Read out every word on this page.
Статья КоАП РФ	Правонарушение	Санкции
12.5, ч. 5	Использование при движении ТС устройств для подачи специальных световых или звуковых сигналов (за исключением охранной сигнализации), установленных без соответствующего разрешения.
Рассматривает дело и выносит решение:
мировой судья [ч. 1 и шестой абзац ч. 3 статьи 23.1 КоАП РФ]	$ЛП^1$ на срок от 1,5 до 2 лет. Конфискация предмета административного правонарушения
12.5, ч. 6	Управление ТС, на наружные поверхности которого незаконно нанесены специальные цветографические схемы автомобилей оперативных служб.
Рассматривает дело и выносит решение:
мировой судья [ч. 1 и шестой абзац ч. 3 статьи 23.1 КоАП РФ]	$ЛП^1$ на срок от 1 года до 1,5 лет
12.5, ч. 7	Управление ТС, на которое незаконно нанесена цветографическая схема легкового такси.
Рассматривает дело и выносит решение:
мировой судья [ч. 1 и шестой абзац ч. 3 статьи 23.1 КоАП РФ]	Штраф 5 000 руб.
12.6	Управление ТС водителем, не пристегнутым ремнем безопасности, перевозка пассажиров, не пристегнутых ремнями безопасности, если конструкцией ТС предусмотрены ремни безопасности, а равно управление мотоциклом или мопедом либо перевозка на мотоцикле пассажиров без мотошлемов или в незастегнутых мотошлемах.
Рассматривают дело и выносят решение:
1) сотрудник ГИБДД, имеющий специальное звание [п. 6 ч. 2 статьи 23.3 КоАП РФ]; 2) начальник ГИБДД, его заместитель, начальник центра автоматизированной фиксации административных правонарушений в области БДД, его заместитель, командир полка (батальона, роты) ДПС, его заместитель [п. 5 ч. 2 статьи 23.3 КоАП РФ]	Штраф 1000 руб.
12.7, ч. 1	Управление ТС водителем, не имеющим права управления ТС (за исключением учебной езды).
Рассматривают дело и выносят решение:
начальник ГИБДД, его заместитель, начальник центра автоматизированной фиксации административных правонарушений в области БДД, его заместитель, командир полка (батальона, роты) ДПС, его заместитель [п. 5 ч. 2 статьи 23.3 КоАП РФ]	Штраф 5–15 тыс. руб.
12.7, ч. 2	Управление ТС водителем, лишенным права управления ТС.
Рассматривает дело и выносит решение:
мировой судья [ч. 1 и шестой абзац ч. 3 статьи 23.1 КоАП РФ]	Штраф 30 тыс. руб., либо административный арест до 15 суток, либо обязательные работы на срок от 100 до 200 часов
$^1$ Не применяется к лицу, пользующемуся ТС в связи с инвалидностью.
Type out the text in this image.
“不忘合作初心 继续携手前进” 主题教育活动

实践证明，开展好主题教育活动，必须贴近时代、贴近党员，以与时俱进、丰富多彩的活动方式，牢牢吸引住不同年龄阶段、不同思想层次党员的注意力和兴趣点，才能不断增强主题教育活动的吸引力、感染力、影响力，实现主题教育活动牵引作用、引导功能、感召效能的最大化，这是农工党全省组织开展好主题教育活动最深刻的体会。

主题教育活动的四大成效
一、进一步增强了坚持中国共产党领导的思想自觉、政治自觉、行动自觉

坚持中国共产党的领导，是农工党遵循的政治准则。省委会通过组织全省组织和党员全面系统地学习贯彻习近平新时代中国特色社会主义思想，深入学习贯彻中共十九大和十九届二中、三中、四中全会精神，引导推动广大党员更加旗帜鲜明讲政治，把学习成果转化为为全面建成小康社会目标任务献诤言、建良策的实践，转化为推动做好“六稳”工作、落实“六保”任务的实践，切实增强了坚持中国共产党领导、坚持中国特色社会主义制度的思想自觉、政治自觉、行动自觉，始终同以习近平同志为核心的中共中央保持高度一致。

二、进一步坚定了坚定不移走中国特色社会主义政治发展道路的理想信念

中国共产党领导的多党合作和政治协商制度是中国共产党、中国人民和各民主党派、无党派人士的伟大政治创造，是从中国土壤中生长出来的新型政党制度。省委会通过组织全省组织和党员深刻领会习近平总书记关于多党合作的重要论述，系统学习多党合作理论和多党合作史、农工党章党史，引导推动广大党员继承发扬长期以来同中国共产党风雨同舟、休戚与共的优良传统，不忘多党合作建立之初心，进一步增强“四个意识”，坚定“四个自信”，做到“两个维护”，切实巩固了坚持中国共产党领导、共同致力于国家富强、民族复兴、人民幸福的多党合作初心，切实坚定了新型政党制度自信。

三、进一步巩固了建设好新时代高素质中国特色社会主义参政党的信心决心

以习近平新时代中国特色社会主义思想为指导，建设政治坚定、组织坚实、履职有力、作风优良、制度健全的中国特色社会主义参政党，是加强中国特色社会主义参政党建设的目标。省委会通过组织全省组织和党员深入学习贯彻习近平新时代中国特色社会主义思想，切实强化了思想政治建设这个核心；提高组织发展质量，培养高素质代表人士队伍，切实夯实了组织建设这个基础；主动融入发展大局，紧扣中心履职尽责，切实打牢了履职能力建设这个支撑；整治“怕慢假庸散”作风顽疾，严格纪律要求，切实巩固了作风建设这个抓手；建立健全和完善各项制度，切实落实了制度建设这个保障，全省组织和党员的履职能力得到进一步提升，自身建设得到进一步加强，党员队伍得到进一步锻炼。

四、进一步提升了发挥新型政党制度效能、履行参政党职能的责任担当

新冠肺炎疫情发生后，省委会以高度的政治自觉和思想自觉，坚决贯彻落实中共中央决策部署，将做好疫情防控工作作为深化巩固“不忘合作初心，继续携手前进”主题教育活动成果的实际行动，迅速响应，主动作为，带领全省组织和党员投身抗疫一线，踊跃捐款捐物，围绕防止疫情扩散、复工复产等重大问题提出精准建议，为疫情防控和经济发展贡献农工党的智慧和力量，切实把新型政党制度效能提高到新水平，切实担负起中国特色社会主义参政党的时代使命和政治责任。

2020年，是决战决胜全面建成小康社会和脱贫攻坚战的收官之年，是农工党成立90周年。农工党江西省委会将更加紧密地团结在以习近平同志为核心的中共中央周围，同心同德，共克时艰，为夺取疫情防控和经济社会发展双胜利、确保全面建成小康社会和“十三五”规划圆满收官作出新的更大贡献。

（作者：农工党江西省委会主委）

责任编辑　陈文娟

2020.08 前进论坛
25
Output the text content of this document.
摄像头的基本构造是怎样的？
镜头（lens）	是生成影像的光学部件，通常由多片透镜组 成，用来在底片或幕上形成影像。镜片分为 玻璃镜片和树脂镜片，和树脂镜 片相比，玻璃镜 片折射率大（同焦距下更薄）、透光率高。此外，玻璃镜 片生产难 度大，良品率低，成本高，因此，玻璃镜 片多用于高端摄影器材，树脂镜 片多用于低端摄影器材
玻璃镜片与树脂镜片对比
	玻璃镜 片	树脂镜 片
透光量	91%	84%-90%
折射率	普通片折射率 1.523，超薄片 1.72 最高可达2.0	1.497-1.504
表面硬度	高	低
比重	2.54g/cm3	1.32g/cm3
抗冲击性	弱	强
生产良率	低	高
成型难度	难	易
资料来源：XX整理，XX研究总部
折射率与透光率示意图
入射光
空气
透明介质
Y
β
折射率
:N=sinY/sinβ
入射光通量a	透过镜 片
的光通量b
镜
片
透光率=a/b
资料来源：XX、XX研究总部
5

# To be done
From the records above, extract every entry exactly as given.

# Complete answer
Read out every word on this page.
Статья КоАП РФ	Правонарушение	Санкции
12.5, ч. 5	Использование при движении ТС устройств для подачи специальных световых или звуковых сигналов (за исключением охранной сигнализации), установленных без соответствующего разрешения.
Рассматривает дело и выносит решение:
мировой судья [ч. 1 и шестой абзац ч. 3 статьи 23.1 КоАП РФ]	$ЛП^1$ на срок от 1,5 до 2 лет. Конфискация предмета административного правонарушения
12.5, ч. 6	Управление ТС, на наружные поверхности которого незаконно нанесены специальные цветографические схемы автомобилей оперативных служб.
Рассматривает дело и выносит решение:
мировой судья [ч. 1 и шестой абзац ч. 3 статьи 23.1 КоАП РФ]	$ЛП^1$ на срок от 1 года до 1,5 лет
12.5, ч. 7	Управление ТС, на которое незаконно нанесена цветографическая схема легкового такси.
Рассматривает дело и выносит решение:
мировой судья [ч. 1 и шестой абзац ч. 3 статьи 23.1 КоАП РФ]	Штраф 5 000 руб.
12.6	Управление ТС водителем, не пристегнутым ремнем безопасности, перевозка пассажиров, не пристегнутых ремнями безопасности, если конструкцией ТС предусмотрены ремни безопасности, а равно управление мотоциклом или мопедом либо перевозка на мотоцикле пассажиров без мотошлемов или в незастегнутых мотошлемах.
Рассматривают дело и выносят решение:
1) сотрудник ГИБДД, имеющий специальное звание [п. 6 ч. 2 статьи 23.3 КоАП РФ]; 2) начальник ГИБДД, его заместитель, начальник центра автоматизированной фиксации административных правонарушений в области БДД, его заместитель, командир полка (батальона, роты) ДПС, его заместитель [п. 5 ч. 2 статьи 23.3 КоАП РФ]	Штраф 1000 руб.
12.7, ч. 1	Управление ТС водителем, не имеющим права управления ТС (за исключением учебной езды).
Рассматривают дело и выносят решение:
начальник ГИБДД, его заместитель, начальник центра автоматизированной фиксации административных правонарушений в области БДД, его заместитель, командир полка (батальона, роты) ДПС, его заместитель [п. 5 ч. 2 статьи 23.3 КоАП РФ]	Штраф 5–15 тыс. руб.
12.7, ч. 2	Управление ТС водителем, лишенным права управления ТС.
Рассматривает дело и выносит решение:
мировой судья [ч. 1 и шестой абзац ч. 3 статьи 23.1 КоАП РФ]	Штраф 30 тыс. руб., либо административный арест до 15 суток, либо обязательные работы на срок от 100 до 200 часов
$^1$ Не применяется к лицу, пользующемуся ТС в связи с инвалидностью.
Type out the text in this image.
“不忘合作初心 继续携手前进” 主题教育活动

实践证明，开展好主题教育活动，必须贴近时代、贴近党员，以与时俱进、丰富多彩的活动方式，牢牢吸引住不同年龄阶段、不同思想层次党员的注意力和兴趣点，才能不断增强主题教育活动的吸引力、感染力、影响力，实现主题教育活动牵引作用、引导功能、感召效能的最大化，这是农工党全省组织开展好主题教育活动最深刻的体会。

主题教育活动的四大成效
一、进一步增强了坚持中国共产党领导的思想自觉、政治自觉、行动自觉

坚持中国共产党的领导，是农工党遵循的政治准则。省委会通过组织全省组织和党员全面系统地学习贯彻习近平新时代中国特色社会主义思想，深入学习贯彻中共十九大和十九届二中、三中、四中全会精神，引导推动广大党员更加旗帜鲜明讲政治，把学习成果转化为为全面建成小康社会目标任务献诤言、建良策的实践，转化为推动做好“六稳”工作、落实“六保”任务的实践，切实增强了坚持中国共产党领导、坚持中国特色社会主义制度的思想自觉、政治自觉、行动自觉，始终同以习近平同志为核心的中共中央保持高度一致。

二、进一步坚定了坚定不移走中国特色社会主义政治发展道路的理想信念

中国共产党领导的多党合作和政治协商制度是中国共产党、中国人民和各民主党派、无党派人士的伟大政治创造，是从中国土壤中生长出来的新型政党制度。省委会通过组织全省组织和党员深刻领会习近平总书记关于多党合作的重要论述，系统学习多党合作理论和多党合作史、农工党章党史，引导推动广大党员继承发扬长期以来同中国共产党风雨同舟、休戚与共的优良传统，不忘多党合作建立之初心，进一步增强“四个意识”，坚定“四个自信”，做到“两个维护”，切实巩固了坚持中国共产党领导、共同致力于国家富强、民族复兴、人民幸福的多党合作初心，切实坚定了新型政党制度自信。

三、进一步巩固了建设好新时代高素质中国特色社会主义参政党的信心决心

以习近平新时代中国特色社会主义思想为指导，建设政治坚定、组织坚实、履职有力、作风优良、制度健全的中国特色社会主义参政党，是加强中国特色社会主义参政党建设的目标。省委会通过组织全省组织和党员深入学习贯彻习近平新时代中国特色社会主义思想，切实强化了思想政治建设这个核心；提高组织发展质量，培养高素质代表人士队伍，切实夯实了组织建设这个基础；主动融入发展大局，紧扣中心履职尽责，切实打牢了履职能力建设这个支撑；整治“怕慢假庸散”作风顽疾，严格纪律要求，切实巩固了作风建设这个抓手；建立健全和完善各项制度，切实落实了制度建设这个保障，全省组织和党员的履职能力得到进一步提升，自身建设得到进一步加强，党员队伍得到进一步锻炼。

四、进一步提升了发挥新型政党制度效能、履行参政党职能的责任担当

新冠肺炎疫情发生后，省委会以高度的政治自觉和思想自觉，坚决贯彻落实中共中央决策部署，将做好疫情防控工作作为深化巩固“不忘合作初心，继续携手前进”主题教育活动成果的实际行动，迅速响应，主动作为，带领全省组织和党员投身抗疫一线，踊跃捐款捐物，围绕防止疫情扩散、复工复产等重大问题提出精准建议，为疫情防控和经济发展贡献农工党的智慧和力量，切实把新型政党制度效能提高到新水平，切实担负起中国特色社会主义参政党的时代使命和政治责任。

2020年，是决战决胜全面建成小康社会和脱贫攻坚战的收官之年，是农工党成立90周年。农工党江西省委会将更加紧密地团结在以习近平同志为核心的中共中央周围，同心同德，共克时艰，为夺取疫情防控和经济社会发展双胜利、确保全面建成小康社会和“十三五”规划圆满收官作出新的更大贡献。

（作者：农工党江西省委会主委）

责任编辑　陈文娟

2020.08 前进论坛
25
Output the text content of this document.
摄像头的基本构造是怎样的？
镜头（lens）	是生成影像的光学部件，通常由多片透镜组 成，用来在底片或幕上形成影像。镜片分为 玻璃镜片和树脂镜片，和树脂镜 片相比，玻璃镜 片折射率大（同焦距下更薄）、透光率高。此外，玻璃镜 片生产难 度大，良品率低，成本高，因此，玻璃镜 片多用于高端摄影器材，树脂镜 片多用于低端摄影器材
玻璃镜片与树脂镜片对比
	玻璃镜 片	树脂镜 片
透光量	91%	84%-90%
折射率	普通片折射率 1.523，超薄片 1.72 最高可达2.0	1.497-1.504
表面硬度	高	低
比重	2.54g/cm3	1.32g/cm3
抗冲击性	弱	强
生产良率	低	高
成型难度	难	易
资料来源：XX整理，XX研究总部
折射率与透光率示意图
入射光
空气
透明介质
Y
β
折射率
:N=sinY/sinβ
入射光通量a	透过镜 片
的光通量b
镜
片
透光率=a/b
资料来源：XX、XX研究总部
5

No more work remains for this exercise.